-- begin --

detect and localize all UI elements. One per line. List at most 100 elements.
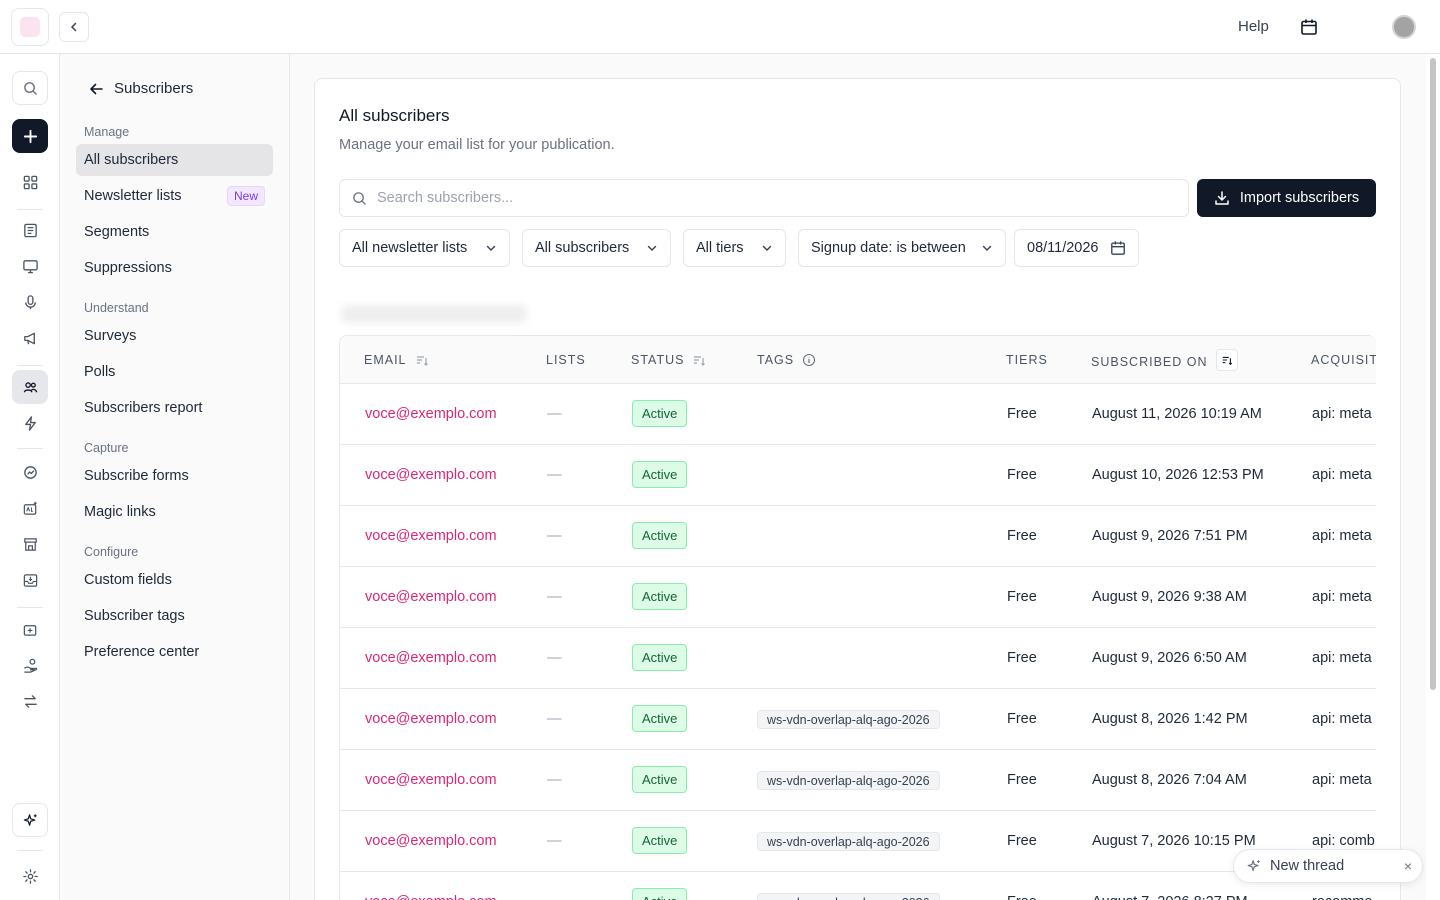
tiers-filter[interactable]: All tiers	[683, 229, 786, 267]
rail-automations-button[interactable]	[12, 406, 48, 440]
sidebar-item-magic-links[interactable]: Magic links	[76, 496, 273, 528]
rail-create-button[interactable]	[12, 119, 48, 153]
table-row[interactable]: voce@exemplo.com — Active Free August 9, 202…	[340, 506, 1376, 567]
collapse-sidebar-button[interactable]	[59, 12, 89, 42]
table-row[interactable]: voce@exemplo.com — Active ws-vdn-overlap-al…	[340, 872, 1376, 900]
subscriber-email[interactable]: voce@exemplo.com	[365, 711, 497, 727]
tier-cell: Free	[1007, 589, 1037, 605]
subscriber-email[interactable]: voce@exemplo.com	[365, 894, 497, 900]
table-row[interactable]: voce@exemplo.com — Active ws-vdn-overlap-al…	[340, 689, 1376, 750]
sidebar-item-label: Preference center	[84, 644, 200, 660]
sidebar-item-preference-center[interactable]: Preference center	[76, 636, 273, 668]
new-thread-pill[interactable]: New thread ×	[1233, 849, 1423, 883]
chevron-down-icon	[486, 245, 496, 251]
arrow-left-icon	[90, 83, 103, 94]
signup-date-filter[interactable]: Signup date: is between	[798, 229, 1006, 267]
chevron-left-icon	[70, 22, 77, 32]
date-picker[interactable]: 08/11/2026	[1014, 229, 1139, 267]
search-field[interactable]	[339, 179, 1189, 217]
rail-divider	[17, 850, 43, 851]
import-label: Import subscribers	[1239, 190, 1360, 206]
rail-transfers-button[interactable]	[12, 684, 48, 718]
rail-divider	[17, 365, 43, 366]
sidebar-item-subscriber-tags[interactable]: Subscriber tags	[76, 600, 273, 632]
rail-inbox-button[interactable]	[12, 563, 48, 597]
header-label: SUBSCRIBED ON	[1091, 355, 1208, 369]
table-row[interactable]: voce@exemplo.com — Active ws-vdn-overlap-al…	[340, 811, 1376, 872]
avatar[interactable]	[1392, 15, 1416, 39]
blurred-count	[341, 305, 527, 323]
subscriber-email[interactable]: voce@exemplo.com	[365, 650, 497, 666]
close-icon[interactable]: ×	[1404, 858, 1412, 874]
subscriber-email[interactable]: voce@exemplo.com	[365, 406, 497, 422]
header-subscribed-on[interactable]: SUBSCRIBED ON	[1091, 349, 1238, 371]
sidebar-item-surveys[interactable]: Surveys	[76, 320, 273, 352]
swap-icon	[23, 694, 37, 708]
rail-subscribers-button[interactable]	[12, 370, 48, 404]
rail-grow-button[interactable]	[12, 648, 48, 682]
tag-chip: ws-vdn-overlap-alq-ago-2026	[757, 893, 940, 900]
subscriber-email[interactable]: voce@exemplo.com	[365, 528, 497, 544]
section-configure: Configure	[84, 545, 139, 559]
back-to-subscribers[interactable]: Subscribers	[88, 80, 193, 97]
rail-boosts-button[interactable]	[12, 321, 48, 355]
rail-ai-button[interactable]	[12, 803, 48, 837]
table-row[interactable]: voce@exemplo.com — Active ws-vdn-overlap-al…	[340, 750, 1376, 811]
header-status[interactable]: STATUS	[631, 353, 706, 367]
lists-cell: —	[547, 406, 562, 422]
sidebar-item-suppressions[interactable]: Suppressions	[76, 252, 273, 284]
sidebar-item-subscribe-forms[interactable]: Subscribe forms	[76, 460, 273, 492]
rail-settings-button[interactable]	[12, 859, 48, 893]
table-row[interactable]: voce@exemplo.com — Active Free August 10, 20…	[340, 445, 1376, 506]
header-email[interactable]: EMAIL	[364, 353, 429, 367]
info-icon[interactable]	[802, 353, 816, 367]
logo-mark	[20, 17, 40, 37]
status-badge: Active	[632, 583, 688, 610]
subscriber-email[interactable]: voce@exemplo.com	[365, 467, 497, 483]
filter-label: All newsletter lists	[352, 240, 468, 256]
sort-toggle[interactable]	[1215, 349, 1238, 371]
status-badge: Active	[632, 766, 688, 793]
help-link[interactable]: Help	[1238, 18, 1269, 35]
subscribed-date: August 10, 2026 12:53 PM	[1092, 467, 1264, 483]
rail-shop-button[interactable]	[12, 527, 48, 561]
sparkle-icon	[1247, 860, 1260, 872]
search-input[interactable]	[377, 190, 1177, 206]
rail-posts-button[interactable]	[12, 213, 48, 247]
rail-search-button[interactable]	[12, 71, 48, 105]
sidebar-item-newsletter-lists[interactable]: Newsletter lists New	[76, 180, 273, 212]
scrollbar-thumb[interactable]	[1430, 58, 1436, 690]
subscriber-email[interactable]: voce@exemplo.com	[365, 589, 497, 605]
rail-analytics-button[interactable]	[12, 455, 48, 489]
publication-logo[interactable]	[11, 8, 49, 46]
rail-podcast-button[interactable]	[12, 285, 48, 319]
table-row[interactable]: voce@exemplo.com — Active Free August 11, 20…	[340, 384, 1376, 445]
table-row[interactable]: voce@exemplo.com — Active Free August 9, 202…	[340, 628, 1376, 689]
new-thread-label: New thread	[1270, 858, 1345, 874]
rail-dashboard-button[interactable]	[12, 165, 48, 199]
calendar-button[interactable]	[1298, 16, 1320, 38]
ad-icon	[23, 501, 37, 515]
lists-cell: —	[547, 467, 562, 483]
sort-icon[interactable]	[692, 353, 706, 367]
rail-sponsors-button[interactable]	[12, 612, 48, 646]
sidebar-item-all-subscribers[interactable]: All subscribers	[76, 144, 273, 176]
status-badge: Active	[632, 461, 688, 488]
sidebar-item-subscribers-report[interactable]: Subscribers report	[76, 392, 273, 424]
sidebar-item-segments[interactable]: Segments	[76, 216, 273, 248]
rail-ad-network-button[interactable]	[12, 491, 48, 525]
lists-filter[interactable]: All newsletter lists	[339, 229, 510, 267]
import-subscribers-button[interactable]: Import subscribers	[1197, 179, 1376, 217]
sidebar-item-custom-fields[interactable]: Custom fields	[76, 564, 273, 596]
rail-website-button[interactable]	[12, 249, 48, 283]
sidebar-item-polls[interactable]: Polls	[76, 356, 273, 388]
subscribers-filter[interactable]: All subscribers	[522, 229, 671, 267]
date-value: 08/11/2026	[1027, 240, 1099, 256]
subscriber-email[interactable]: voce@exemplo.com	[365, 772, 497, 788]
acquisition-cell: api: meta	[1312, 406, 1372, 422]
sort-icon[interactable]	[415, 353, 429, 367]
search-icon	[353, 191, 366, 205]
subscriber-email[interactable]: voce@exemplo.com	[365, 833, 497, 849]
page-scrollbar[interactable]	[1426, 54, 1440, 900]
table-row[interactable]: voce@exemplo.com — Active Free August 9, 202…	[340, 567, 1376, 628]
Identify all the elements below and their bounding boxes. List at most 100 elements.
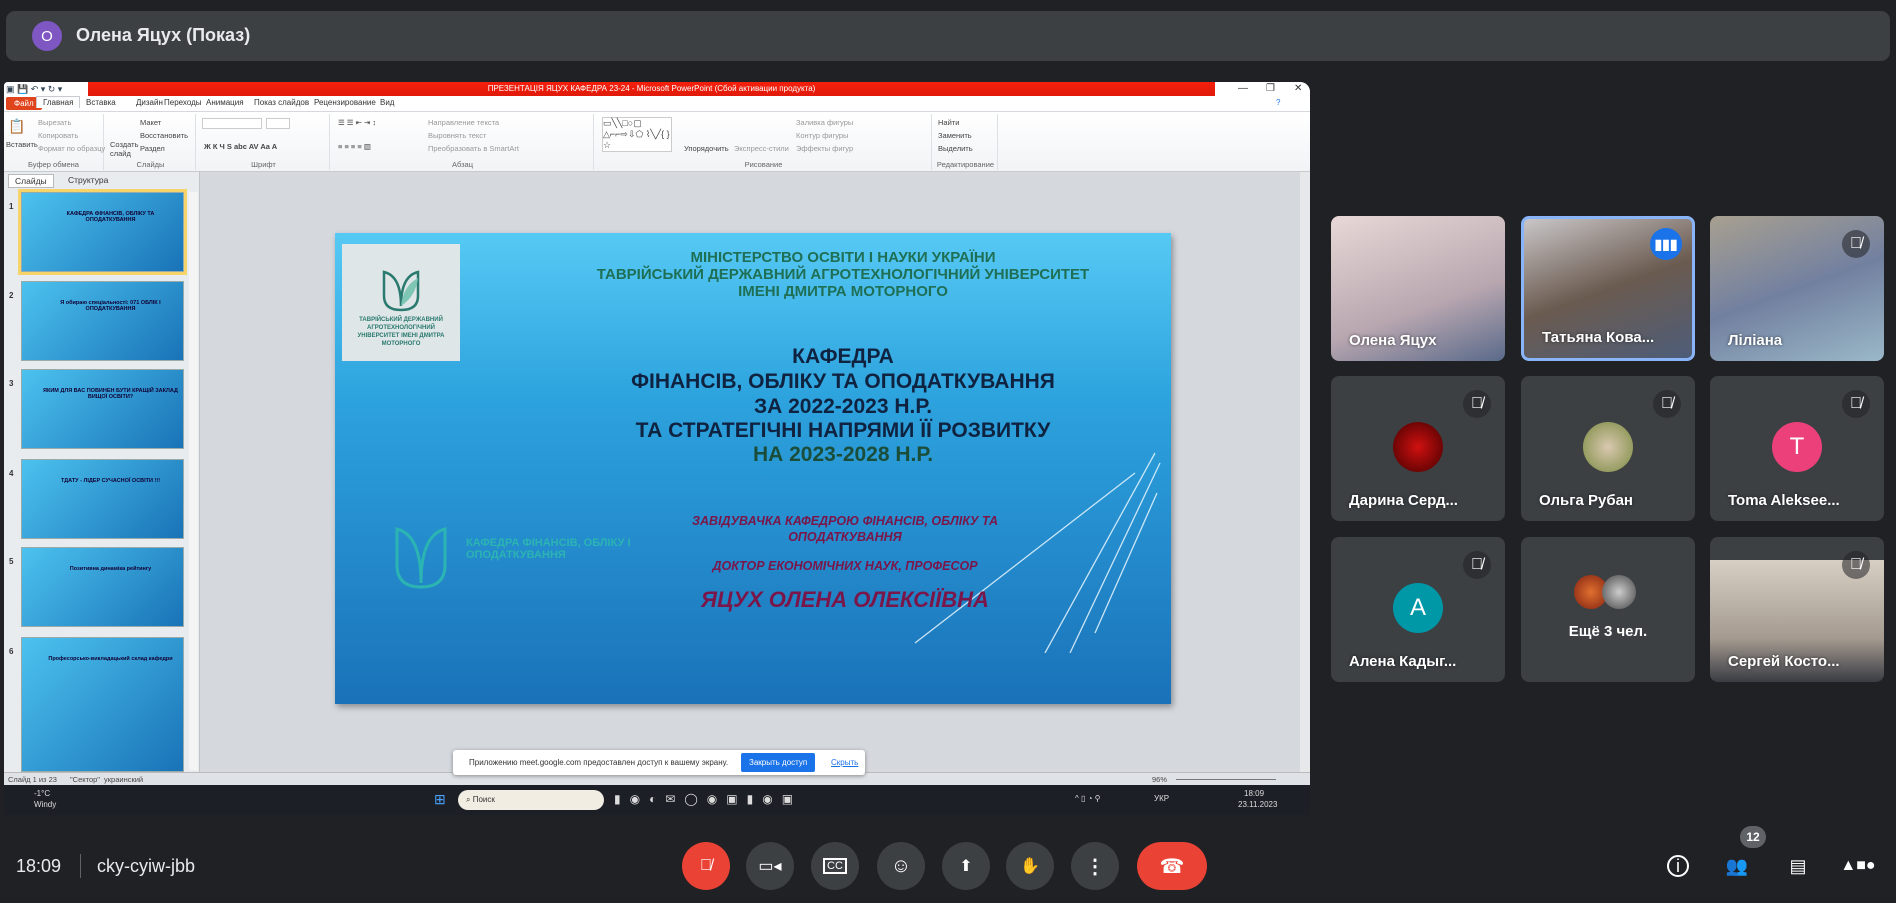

-- end --

→ **Request**: How many lines of the rows above contain the string "import", with case counting? Give only the number.

→ **Task result**: 2